Problem statement:
Rewrite the records from the line with "menu-item-label: App Store...: [45, 115, 135, 134]" up to and including the line with "menubar-item-finder[interactable]: Finder: [60, 0, 142, 30]", changing "menu-separator" to "menu-divider" and leaving everything else the same.

+++ Task input +++

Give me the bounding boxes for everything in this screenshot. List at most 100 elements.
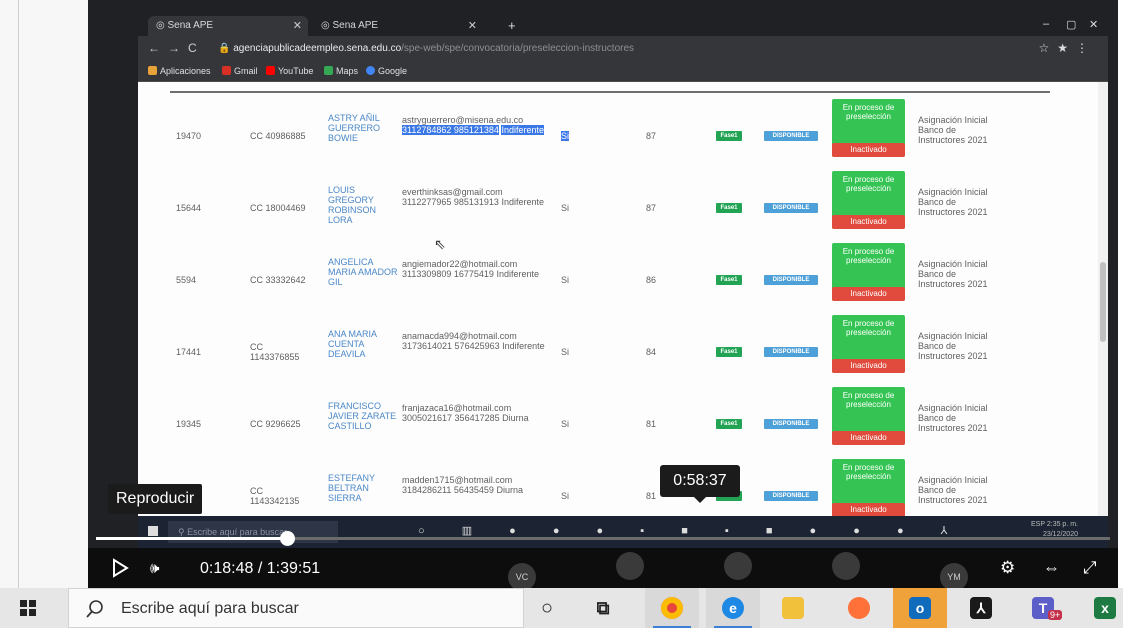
maps-icon xyxy=(324,66,333,75)
row-convocatoria: Asignación Inicial Banco de Instructores… xyxy=(918,403,988,433)
row-availability: Indiferente xyxy=(502,341,545,351)
row-name-link[interactable]: ANGELICA MARIA AMADOR GIL xyxy=(328,257,398,287)
row-availability: Diurna xyxy=(502,413,529,423)
row-name-link[interactable]: ASTRY AÑIL GUERRERO BOWIE xyxy=(328,113,398,143)
taskbar-app-edge[interactable]: e xyxy=(706,588,760,628)
time-display: 0:18:48 / 1:39:51 xyxy=(200,560,321,577)
inactivate-button[interactable]: Inactivado xyxy=(832,287,905,301)
taskbar-app-excel[interactable]: x xyxy=(1078,588,1123,628)
row-name-link[interactable]: LOUIS GREGORY ROBINSON LORA xyxy=(328,185,398,225)
recorded-page-content: 19470 CC 40986885 ASTRY AÑIL GUERRERO BOWI… xyxy=(138,82,1108,516)
cortana-button[interactable]: ○ xyxy=(520,588,574,628)
disponible-badge: DISPONIBLE xyxy=(764,203,818,213)
row-availability: Indiferente xyxy=(501,197,544,207)
row-availability: Indiferente xyxy=(496,269,539,279)
taskbar-app-firefox[interactable] xyxy=(832,588,886,628)
taskbar-app-acrobat[interactable]: ⅄ xyxy=(954,588,1008,628)
firefox-icon xyxy=(848,597,870,619)
avatar xyxy=(616,552,644,580)
task-view-icon: ⧉ xyxy=(596,598,610,618)
row-id: 19470 xyxy=(176,131,202,141)
windows-start-icon[interactable] xyxy=(20,600,36,616)
row-name-link[interactable]: ESTEFANY BELTRAN SIERRA xyxy=(328,473,398,503)
row-id: 19345 xyxy=(176,419,202,429)
settings-gear-icon[interactable]: ⚙ xyxy=(1000,558,1015,578)
row-email: angiemador22@hotmail.com xyxy=(402,259,518,269)
disponible-badge: DISPONIBLE xyxy=(764,491,818,501)
margin-rule xyxy=(18,0,19,588)
row-score: 81 xyxy=(646,491,657,501)
row-convocatoria: Asignación Inicial Banco de Instructores… xyxy=(918,331,988,361)
taskbar-app-outlook[interactable]: o xyxy=(893,588,947,628)
row-name-link[interactable]: ANA MARIA CUENTA DEAVILA xyxy=(328,329,398,359)
inactivate-button[interactable]: Inactivado xyxy=(832,143,905,157)
row-document: CC 9296625 xyxy=(250,419,301,429)
new-tab-icon: + xyxy=(508,18,516,33)
volume-icon[interactable]: 🕪 xyxy=(150,560,159,577)
row-document: CC 1143342135 xyxy=(250,486,300,506)
table-top-rule xyxy=(170,91,1050,93)
excel-icon: x xyxy=(1094,597,1116,619)
row-id: 15644 xyxy=(176,203,202,213)
row-flag: Si xyxy=(561,419,570,429)
play-icon[interactable] xyxy=(110,558,130,578)
avatar xyxy=(724,552,752,580)
bookmark-maps: Maps xyxy=(324,66,358,76)
table-row: 19470 CC 40986885 ASTRY AÑIL GUERRERO BOWI… xyxy=(138,99,1098,171)
seek-bar[interactable] xyxy=(96,531,1110,546)
table-row: 20253CC 1143342135ESTEFANY BELTRAN SIERR… xyxy=(138,459,1098,516)
row-document: CC 33332642 xyxy=(250,275,306,285)
seek-hover-time: 0:58:37 xyxy=(660,465,740,503)
recorded-bookmarks-bar: Aplicaciones Gmail YouTube Maps Google xyxy=(138,62,1108,82)
row-email: madden1715@hotmail.com xyxy=(402,475,513,485)
fase-badge: Fase1 xyxy=(716,419,742,429)
disponible-badge: DISPONIBLE xyxy=(764,347,818,357)
taskbar-app-chrome[interactable] xyxy=(645,588,699,628)
disponible-badge: DISPONIBLE xyxy=(764,275,818,285)
row-availability: Diurna xyxy=(496,485,523,495)
lock-icon: 🔒 xyxy=(218,43,234,54)
recorded-url: 🔒 agenciapublicadeempleo.sena.edu.co/spe… xyxy=(218,43,635,54)
back-arrow-icon: ← xyxy=(148,41,160,55)
mouse-cursor-icon: ⇖ xyxy=(434,236,446,252)
row-contact: angiemador22@hotmail.com 3113309809 16775… xyxy=(402,259,552,279)
inactivate-button[interactable]: Inactivado xyxy=(832,431,905,445)
video-player[interactable]: ◎ Sena APE ✕ ◎ Sena APE ✕ + – ▢ ✕ ← → C 🔒 … xyxy=(88,0,1118,588)
row-phones: 3112277965 985131913 xyxy=(402,197,499,207)
row-convocatoria: Asignación Inicial Banco de Instructores… xyxy=(918,475,988,505)
row-email: everthinksas@gmail.com xyxy=(402,187,503,197)
video-frame[interactable]: ◎ Sena APE ✕ ◎ Sena APE ✕ + – ▢ ✕ ← → C 🔒 … xyxy=(88,0,1118,548)
bookmark-google: Google xyxy=(366,66,407,76)
bookmark-youtube: YouTube xyxy=(266,66,313,76)
folder-icon xyxy=(782,597,804,619)
row-name-link[interactable]: FRANCISCO JAVIER ZARATE CASTILLO xyxy=(328,401,398,431)
fit-width-icon[interactable]: ⇔ xyxy=(1043,558,1060,578)
taskbar-search-placeholder: Escribe aquí para buscar xyxy=(121,600,299,617)
acrobat-icon: ⅄ xyxy=(970,597,992,619)
recorded-taskbar-app-icons: ○ ▥ ● ● ● ▪ ■ ▪ ■ ● ● ● ⅄ xyxy=(418,525,965,537)
inactivate-button[interactable]: Inactivado xyxy=(832,215,905,229)
row-phones: 3005021617 356417285 xyxy=(402,413,500,423)
participant-avatars: VC YM xyxy=(508,552,1048,588)
row-score: 81 xyxy=(646,419,657,429)
row-score: 84 xyxy=(646,347,657,357)
task-view-button[interactable]: ⧉ xyxy=(576,588,630,628)
tab-favicon-icon: ◎ xyxy=(156,20,168,31)
avatar: VC xyxy=(508,563,536,588)
taskbar-app-teams[interactable]: T 9+ xyxy=(1016,588,1070,628)
inactivate-button[interactable]: Inactivado xyxy=(832,359,905,373)
browser-action-icons: ☆★⋮ xyxy=(1038,41,1096,55)
fase-badge: Fase1 xyxy=(716,131,742,141)
bookmark-apps: Aplicaciones xyxy=(148,66,211,76)
row-score: 87 xyxy=(646,203,657,213)
youtube-icon xyxy=(266,66,275,75)
taskbar-app-explorer[interactable] xyxy=(766,588,820,628)
expand-icon[interactable]: ⤢ xyxy=(1083,558,1097,578)
taskbar-search-box[interactable]: Escribe aquí para buscar xyxy=(68,588,524,628)
search-icon xyxy=(86,600,103,618)
row-contact: franjazaca16@hotmail.com 3005021617 35641… xyxy=(402,403,552,423)
seek-bar-handle[interactable] xyxy=(279,531,295,546)
inactivate-button[interactable]: Inactivado xyxy=(832,503,905,516)
minimize-icon: – xyxy=(1043,18,1050,30)
window-close-icon: ✕ xyxy=(1089,19,1099,31)
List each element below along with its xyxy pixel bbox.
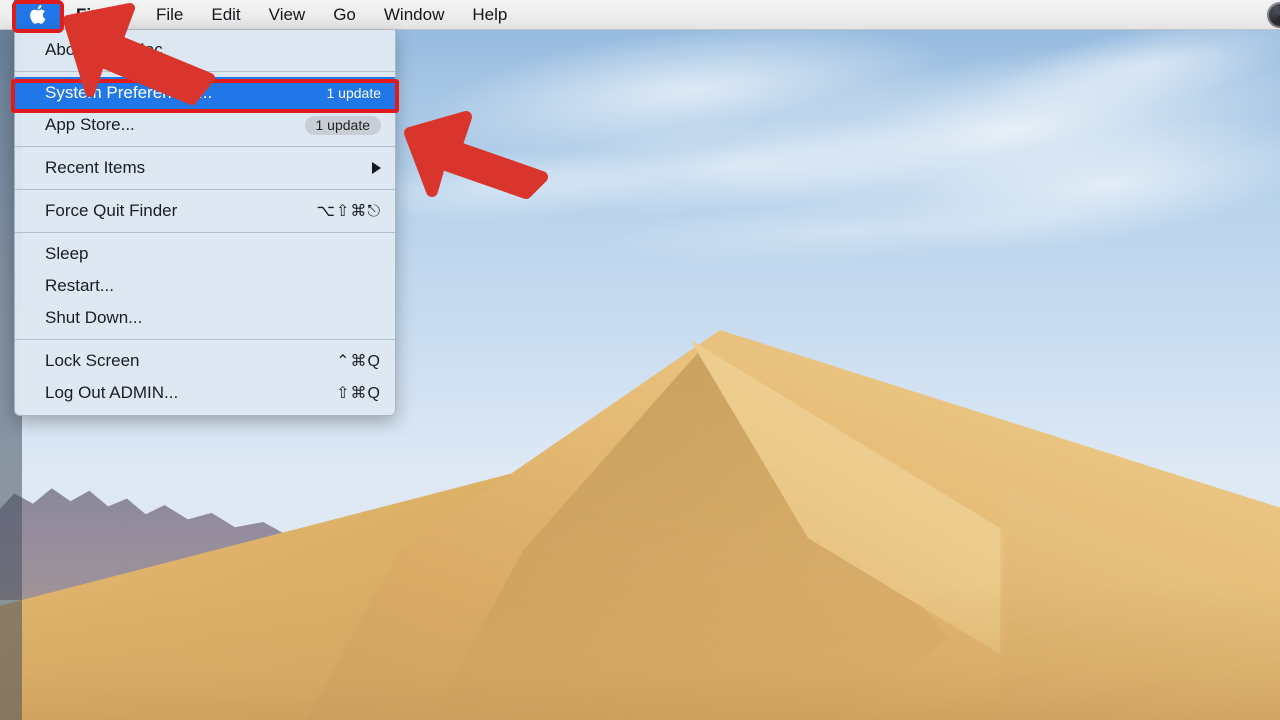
menu-item-label: App Store...: [45, 115, 135, 134]
menu-separator: [15, 232, 395, 233]
menubar-item-edit[interactable]: Edit: [197, 0, 254, 30]
menu-item-label: Log Out ADMIN...: [45, 383, 179, 402]
menu-item-label: About This Mac: [45, 40, 163, 59]
menu-item-restart[interactable]: Restart...: [15, 270, 395, 302]
menu-item-label: Force Quit Finder: [45, 201, 178, 220]
menu-separator: [15, 339, 395, 340]
menu-item-accessory: ⇧⌘Q: [336, 383, 381, 403]
cloud-wisp: [598, 186, 1102, 274]
menu-item-sleep[interactable]: Sleep: [15, 238, 395, 270]
menubar-item-finder[interactable]: Finder: [60, 0, 142, 30]
menu-separator: [15, 189, 395, 190]
menu-separator: [15, 71, 395, 72]
chevron-right-icon: [372, 162, 381, 174]
menu-bar: Finder File Edit View Go Window Help: [0, 0, 1280, 30]
menu-item-label: Lock Screen: [45, 351, 140, 370]
menubar-item-window[interactable]: Window: [370, 0, 458, 30]
cloud-wisp: [873, 90, 1280, 280]
menubar-item-help[interactable]: Help: [458, 0, 521, 30]
menu-item-accessory: [372, 162, 381, 174]
menu-item-label: System Preferences...: [45, 83, 213, 102]
menu-item-label: Shut Down...: [45, 308, 143, 327]
menubar-item-file[interactable]: File: [142, 0, 197, 30]
cloud-wisp: [692, 7, 1280, 253]
menubar-item-go[interactable]: Go: [319, 0, 370, 30]
menu-item-app-store[interactable]: App Store... 1 update: [15, 109, 395, 141]
menu-item-recent-items[interactable]: Recent Items: [15, 152, 395, 184]
desktop-screen: Finder File Edit View Go Window Help Abo…: [0, 0, 1280, 720]
menu-separator: [15, 146, 395, 147]
apple-menu-dropdown: About This Mac System Preferences... 1 u…: [14, 30, 396, 416]
menu-item-accessory: ⌃⌘Q: [336, 351, 381, 371]
menu-item-label: Sleep: [45, 244, 89, 263]
keyboard-shortcut: ⇧⌘Q: [336, 385, 381, 402]
menu-item-accessory: 1 update: [304, 115, 381, 135]
menu-item-accessory: ⌥⇧⌘⎋: [317, 201, 382, 221]
menu-item-force-quit-finder[interactable]: Force Quit Finder ⌥⇧⌘⎋: [15, 195, 395, 227]
keyboard-shortcut: ⌥⇧⌘⎋: [316, 203, 381, 220]
menu-item-log-out[interactable]: Log Out ADMIN... ⇧⌘Q: [15, 377, 395, 409]
menu-item-about-this-mac[interactable]: About This Mac: [15, 34, 395, 66]
apple-menu-button[interactable]: [14, 0, 60, 30]
cloud-wisp: [347, 138, 683, 232]
update-badge: 1 update: [304, 115, 381, 135]
menu-item-label: Restart...: [45, 276, 114, 295]
keyboard-shortcut: ⌃⌘Q: [336, 353, 381, 370]
menubar-item-view[interactable]: View: [255, 0, 320, 30]
menu-item-accessory: 1 update: [327, 85, 382, 101]
cloud-wisp: [516, 101, 954, 229]
menubar-status-area: [1267, 1, 1280, 28]
menu-item-label: Recent Items: [45, 158, 146, 177]
menu-item-shut-down[interactable]: Shut Down...: [15, 302, 395, 334]
siri-icon[interactable]: [1267, 1, 1280, 28]
menu-item-system-preferences[interactable]: System Preferences... 1 update: [15, 77, 395, 109]
update-badge: 1 update: [326, 85, 382, 101]
apple-logo-icon: [29, 4, 46, 25]
sand-dune-foreground: [0, 585, 1280, 720]
menu-item-lock-screen[interactable]: Lock Screen ⌃⌘Q: [15, 345, 395, 377]
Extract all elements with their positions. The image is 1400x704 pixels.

+++

Solved problem:
menu-item-label: App Store...: [45, 115, 135, 134]
menu-divider: [15, 232, 395, 233]
menubar-item-edit[interactable]: Edit: [197, 0, 254, 30]
menu-item-label: Log Out ADMIN...: [45, 383, 179, 402]
menu-item-label: About This Mac: [45, 40, 163, 59]
menu-item-restart[interactable]: Restart...: [15, 270, 395, 302]
menu-item-label: Force Quit Finder: [45, 201, 178, 220]
menu-divider: [15, 339, 395, 340]
menu-item-accessory: ⇧⌘Q: [336, 383, 381, 403]
cloud-wisp: [598, 186, 1102, 274]
menu-item-sleep[interactable]: Sleep: [15, 238, 395, 270]
menubar-item-finder[interactable]: Finder: [60, 0, 142, 30]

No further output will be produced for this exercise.